S-Space College of Natural Sciences (자연과학대학) Dept. of Biological Sciences (생명과학부) Theses (Ph.D. / Sc.D._생명과학부)
Molecular functions of PINK1 in regulating Parkin and VDAC
- 자연과학대학 생명과학부
- Issue Date
- 서울대학교 대학원
- 학위논문 (박사)-- 서울대학교 대학원 : 생명과학부, 2016. 2. 정종경.
- Parkinsons disease (PD) is the second most common neurodegenerative disease caused by degeneration of dopaminergic neurons in substantia nigra pars compacta. Although majority of PD cases are sporadic types, recent studies have consistently suggested that genetic backgrounds also play a critical role in PD pathogenesis. Indeed, more than twenty PD-associated genes have been discovered so far, and their physiological roles have been extensively studied to decipher the molecular mechanism of the disease. Among the PD-associated genes, PINK1 and Parkin have been most thoroughly studied, and their functions in regulating mitochondrial homeostasis, such as mitochondrial dynamics, trafficking, and mitophagy, are highly implicated in PD pathogenesis.

#### Study material

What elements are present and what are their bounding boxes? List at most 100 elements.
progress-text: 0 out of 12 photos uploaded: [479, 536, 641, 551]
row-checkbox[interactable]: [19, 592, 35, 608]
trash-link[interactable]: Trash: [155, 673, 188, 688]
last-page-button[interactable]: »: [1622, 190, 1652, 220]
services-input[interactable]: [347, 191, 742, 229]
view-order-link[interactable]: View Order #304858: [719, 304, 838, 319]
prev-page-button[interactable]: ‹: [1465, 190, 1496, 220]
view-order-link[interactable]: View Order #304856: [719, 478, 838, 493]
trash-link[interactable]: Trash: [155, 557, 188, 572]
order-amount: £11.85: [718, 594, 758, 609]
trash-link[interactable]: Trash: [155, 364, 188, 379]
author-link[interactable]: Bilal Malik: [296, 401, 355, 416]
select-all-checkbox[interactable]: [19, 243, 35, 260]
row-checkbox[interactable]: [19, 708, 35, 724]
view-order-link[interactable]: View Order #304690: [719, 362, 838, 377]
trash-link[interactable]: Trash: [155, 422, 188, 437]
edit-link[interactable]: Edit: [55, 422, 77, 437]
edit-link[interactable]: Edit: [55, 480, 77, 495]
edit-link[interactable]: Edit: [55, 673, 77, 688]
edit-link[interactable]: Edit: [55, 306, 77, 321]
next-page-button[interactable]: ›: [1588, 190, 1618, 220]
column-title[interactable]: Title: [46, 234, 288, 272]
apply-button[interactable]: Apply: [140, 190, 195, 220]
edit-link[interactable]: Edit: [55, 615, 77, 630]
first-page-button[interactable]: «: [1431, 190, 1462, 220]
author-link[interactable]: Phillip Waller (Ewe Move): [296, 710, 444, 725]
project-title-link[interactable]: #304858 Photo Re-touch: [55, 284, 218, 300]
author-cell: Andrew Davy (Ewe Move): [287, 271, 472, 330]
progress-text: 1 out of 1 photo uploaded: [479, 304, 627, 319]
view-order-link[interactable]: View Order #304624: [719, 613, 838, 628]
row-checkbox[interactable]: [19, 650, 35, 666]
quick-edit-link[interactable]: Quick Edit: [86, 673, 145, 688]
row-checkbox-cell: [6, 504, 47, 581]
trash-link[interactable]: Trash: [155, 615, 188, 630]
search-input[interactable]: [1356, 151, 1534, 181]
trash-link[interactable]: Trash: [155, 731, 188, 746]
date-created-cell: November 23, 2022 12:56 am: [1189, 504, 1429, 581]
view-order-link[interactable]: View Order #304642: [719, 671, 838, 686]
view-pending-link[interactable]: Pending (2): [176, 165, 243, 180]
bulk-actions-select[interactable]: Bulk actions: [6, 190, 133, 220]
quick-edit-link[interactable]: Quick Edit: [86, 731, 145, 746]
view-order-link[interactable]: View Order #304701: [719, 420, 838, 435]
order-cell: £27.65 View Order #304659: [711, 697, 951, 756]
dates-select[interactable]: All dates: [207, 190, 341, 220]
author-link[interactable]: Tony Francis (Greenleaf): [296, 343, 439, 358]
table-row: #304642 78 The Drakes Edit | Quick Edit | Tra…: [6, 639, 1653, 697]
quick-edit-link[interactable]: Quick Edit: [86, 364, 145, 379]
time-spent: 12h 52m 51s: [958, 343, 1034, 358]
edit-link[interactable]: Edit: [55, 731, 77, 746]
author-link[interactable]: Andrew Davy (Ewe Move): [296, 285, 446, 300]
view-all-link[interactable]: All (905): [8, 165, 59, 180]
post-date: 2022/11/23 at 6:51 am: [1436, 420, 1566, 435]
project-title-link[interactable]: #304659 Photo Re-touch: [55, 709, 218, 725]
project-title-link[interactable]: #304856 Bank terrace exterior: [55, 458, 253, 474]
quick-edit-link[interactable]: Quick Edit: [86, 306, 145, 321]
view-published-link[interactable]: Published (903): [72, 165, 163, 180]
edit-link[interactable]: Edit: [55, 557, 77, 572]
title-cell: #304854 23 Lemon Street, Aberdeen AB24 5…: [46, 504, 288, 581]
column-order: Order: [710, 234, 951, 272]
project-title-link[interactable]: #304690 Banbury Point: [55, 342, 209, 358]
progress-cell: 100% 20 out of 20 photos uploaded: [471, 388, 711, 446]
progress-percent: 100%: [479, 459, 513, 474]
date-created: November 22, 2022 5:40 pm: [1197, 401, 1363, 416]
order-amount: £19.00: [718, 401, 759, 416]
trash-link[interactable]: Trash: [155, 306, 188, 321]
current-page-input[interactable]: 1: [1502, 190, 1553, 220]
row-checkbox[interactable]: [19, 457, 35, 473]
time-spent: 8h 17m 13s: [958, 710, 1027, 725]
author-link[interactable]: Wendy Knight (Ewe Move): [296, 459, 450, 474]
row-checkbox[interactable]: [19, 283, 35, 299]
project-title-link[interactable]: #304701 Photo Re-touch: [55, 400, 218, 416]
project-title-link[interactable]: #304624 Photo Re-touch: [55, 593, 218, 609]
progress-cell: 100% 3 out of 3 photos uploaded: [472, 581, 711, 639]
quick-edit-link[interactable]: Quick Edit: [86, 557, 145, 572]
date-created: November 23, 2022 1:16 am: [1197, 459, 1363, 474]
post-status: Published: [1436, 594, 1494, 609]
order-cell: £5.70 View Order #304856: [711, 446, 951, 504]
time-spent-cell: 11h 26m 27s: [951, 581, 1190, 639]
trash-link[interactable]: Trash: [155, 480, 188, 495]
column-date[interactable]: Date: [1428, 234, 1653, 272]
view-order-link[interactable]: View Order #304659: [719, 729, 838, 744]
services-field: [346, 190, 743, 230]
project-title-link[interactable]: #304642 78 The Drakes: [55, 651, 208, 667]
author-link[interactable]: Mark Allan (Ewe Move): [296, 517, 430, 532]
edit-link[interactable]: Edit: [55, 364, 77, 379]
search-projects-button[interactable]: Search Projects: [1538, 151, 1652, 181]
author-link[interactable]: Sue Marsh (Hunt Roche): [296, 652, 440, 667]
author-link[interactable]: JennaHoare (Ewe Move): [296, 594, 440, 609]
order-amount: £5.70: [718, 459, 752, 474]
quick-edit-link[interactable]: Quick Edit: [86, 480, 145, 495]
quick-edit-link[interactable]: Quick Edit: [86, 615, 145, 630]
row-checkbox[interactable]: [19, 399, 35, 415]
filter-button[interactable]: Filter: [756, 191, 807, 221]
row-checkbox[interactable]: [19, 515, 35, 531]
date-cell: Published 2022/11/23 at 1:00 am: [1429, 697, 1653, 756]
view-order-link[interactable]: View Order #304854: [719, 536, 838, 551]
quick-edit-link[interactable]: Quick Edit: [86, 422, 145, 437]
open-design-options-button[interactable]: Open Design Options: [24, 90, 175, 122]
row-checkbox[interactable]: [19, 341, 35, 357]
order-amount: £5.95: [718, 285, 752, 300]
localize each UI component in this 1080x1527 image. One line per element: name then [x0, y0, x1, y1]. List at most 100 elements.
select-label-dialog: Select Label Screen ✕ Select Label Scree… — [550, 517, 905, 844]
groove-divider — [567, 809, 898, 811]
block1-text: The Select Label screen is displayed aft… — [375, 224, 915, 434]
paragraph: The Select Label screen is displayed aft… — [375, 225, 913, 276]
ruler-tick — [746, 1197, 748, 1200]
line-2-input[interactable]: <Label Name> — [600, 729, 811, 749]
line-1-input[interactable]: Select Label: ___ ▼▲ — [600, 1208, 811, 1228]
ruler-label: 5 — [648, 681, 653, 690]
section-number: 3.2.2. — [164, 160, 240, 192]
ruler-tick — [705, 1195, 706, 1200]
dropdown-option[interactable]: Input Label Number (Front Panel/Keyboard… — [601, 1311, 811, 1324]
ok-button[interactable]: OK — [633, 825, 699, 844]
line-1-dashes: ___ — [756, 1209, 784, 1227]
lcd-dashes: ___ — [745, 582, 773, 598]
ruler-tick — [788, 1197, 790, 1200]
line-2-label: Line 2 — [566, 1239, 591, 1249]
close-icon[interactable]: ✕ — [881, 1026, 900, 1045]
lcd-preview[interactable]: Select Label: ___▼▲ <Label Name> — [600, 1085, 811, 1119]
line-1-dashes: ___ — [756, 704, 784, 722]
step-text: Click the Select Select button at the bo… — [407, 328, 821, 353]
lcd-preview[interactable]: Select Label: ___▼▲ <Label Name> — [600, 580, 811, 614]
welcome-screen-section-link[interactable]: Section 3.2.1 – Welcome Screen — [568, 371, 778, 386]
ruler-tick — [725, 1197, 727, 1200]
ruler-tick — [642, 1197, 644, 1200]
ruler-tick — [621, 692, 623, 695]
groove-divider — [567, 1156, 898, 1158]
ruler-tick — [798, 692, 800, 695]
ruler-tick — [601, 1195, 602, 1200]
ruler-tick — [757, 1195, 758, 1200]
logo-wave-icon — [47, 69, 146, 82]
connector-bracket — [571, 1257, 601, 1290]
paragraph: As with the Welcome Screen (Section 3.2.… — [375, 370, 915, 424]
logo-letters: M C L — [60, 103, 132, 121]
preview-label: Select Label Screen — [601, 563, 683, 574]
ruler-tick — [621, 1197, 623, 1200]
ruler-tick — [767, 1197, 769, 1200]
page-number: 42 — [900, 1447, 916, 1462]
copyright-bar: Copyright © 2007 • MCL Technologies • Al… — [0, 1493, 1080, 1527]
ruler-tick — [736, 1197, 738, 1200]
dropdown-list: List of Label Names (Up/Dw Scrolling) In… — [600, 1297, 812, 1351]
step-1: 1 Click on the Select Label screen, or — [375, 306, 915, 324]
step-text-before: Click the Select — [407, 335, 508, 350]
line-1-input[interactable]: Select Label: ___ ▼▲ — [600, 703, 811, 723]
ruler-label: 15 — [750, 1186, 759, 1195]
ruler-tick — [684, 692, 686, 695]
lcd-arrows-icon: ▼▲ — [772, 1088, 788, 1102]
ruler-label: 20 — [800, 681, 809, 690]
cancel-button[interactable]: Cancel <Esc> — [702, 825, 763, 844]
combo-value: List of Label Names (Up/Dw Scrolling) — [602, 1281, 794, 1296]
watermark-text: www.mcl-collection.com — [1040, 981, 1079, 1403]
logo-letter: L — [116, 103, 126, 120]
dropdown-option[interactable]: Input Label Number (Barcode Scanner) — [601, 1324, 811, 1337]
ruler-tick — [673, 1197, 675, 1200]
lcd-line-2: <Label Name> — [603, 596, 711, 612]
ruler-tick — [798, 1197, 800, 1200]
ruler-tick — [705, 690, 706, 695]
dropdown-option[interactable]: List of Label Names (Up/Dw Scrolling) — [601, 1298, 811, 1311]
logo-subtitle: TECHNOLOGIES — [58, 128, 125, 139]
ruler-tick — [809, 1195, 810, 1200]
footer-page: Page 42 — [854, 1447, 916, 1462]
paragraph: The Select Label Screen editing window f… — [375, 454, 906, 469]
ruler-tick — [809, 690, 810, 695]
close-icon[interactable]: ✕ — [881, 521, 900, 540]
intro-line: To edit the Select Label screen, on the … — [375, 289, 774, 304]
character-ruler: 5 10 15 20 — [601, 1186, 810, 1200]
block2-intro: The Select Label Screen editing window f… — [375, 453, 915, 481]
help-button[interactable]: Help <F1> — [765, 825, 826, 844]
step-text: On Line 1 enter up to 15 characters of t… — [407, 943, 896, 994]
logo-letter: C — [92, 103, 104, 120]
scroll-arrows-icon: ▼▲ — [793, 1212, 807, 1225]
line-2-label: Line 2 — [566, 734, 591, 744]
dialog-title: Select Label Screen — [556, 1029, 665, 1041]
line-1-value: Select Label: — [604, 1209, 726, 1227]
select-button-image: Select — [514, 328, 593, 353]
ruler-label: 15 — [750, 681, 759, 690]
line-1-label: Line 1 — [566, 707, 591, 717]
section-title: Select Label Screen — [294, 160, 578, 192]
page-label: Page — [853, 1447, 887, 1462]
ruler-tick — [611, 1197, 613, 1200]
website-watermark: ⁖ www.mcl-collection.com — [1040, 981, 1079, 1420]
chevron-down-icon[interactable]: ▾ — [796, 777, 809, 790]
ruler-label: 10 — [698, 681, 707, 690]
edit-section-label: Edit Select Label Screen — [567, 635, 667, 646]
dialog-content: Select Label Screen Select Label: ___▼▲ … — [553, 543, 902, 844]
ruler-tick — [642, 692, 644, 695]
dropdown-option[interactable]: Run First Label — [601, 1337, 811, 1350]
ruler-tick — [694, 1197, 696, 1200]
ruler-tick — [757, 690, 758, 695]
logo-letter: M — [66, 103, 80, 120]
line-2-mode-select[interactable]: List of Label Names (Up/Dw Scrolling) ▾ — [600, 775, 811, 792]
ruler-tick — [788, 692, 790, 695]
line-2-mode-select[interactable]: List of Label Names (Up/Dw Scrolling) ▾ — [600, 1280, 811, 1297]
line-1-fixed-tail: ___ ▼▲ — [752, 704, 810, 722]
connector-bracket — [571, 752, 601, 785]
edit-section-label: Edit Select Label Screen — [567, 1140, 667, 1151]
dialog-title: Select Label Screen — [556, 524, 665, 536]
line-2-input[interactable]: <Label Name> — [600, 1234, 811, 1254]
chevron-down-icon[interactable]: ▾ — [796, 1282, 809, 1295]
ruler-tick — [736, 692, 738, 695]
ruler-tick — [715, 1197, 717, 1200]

#### Exercise directions
Could you update the thesis record's passage that opens with "Molecular functions of" and closes with "implicated in PD pathogenesis.", giving it again with "dopaminergic neurons" changed to "dopamine-producing neurons"? The items aren't needed for this.

#### Answer to the problem
Molecular functions of PINK1 in regulating Parkin and VDAC
- 자연과학대학 생명과학부
- Issue Date
- 서울대학교 대학원
- 학위논문 (박사)-- 서울대학교 대학원 : 생명과학부, 2016. 2. 정종경.
- Parkinsons disease (PD) is the second most common neurodegenerative disease caused by degeneration of dopamine-producing neurons in substantia nigra pars compacta. Although majority of PD cases are sporadic types, recent studies have consistently suggested that genetic backgrounds also play a critical role in PD pathogenesis. Indeed, more than twenty PD-associated genes have been discovered so far, and their physiological roles have been extensively studied to decipher the molecular mechanism of the disease. Among the PD-associated genes, PINK1 and Parkin have been most thoroughly studied, and their functions in regulating mitochondrial homeostasis, such as mitochondrial dynamics, trafficking, and mitophagy, are highly implicated in PD pathogenesis.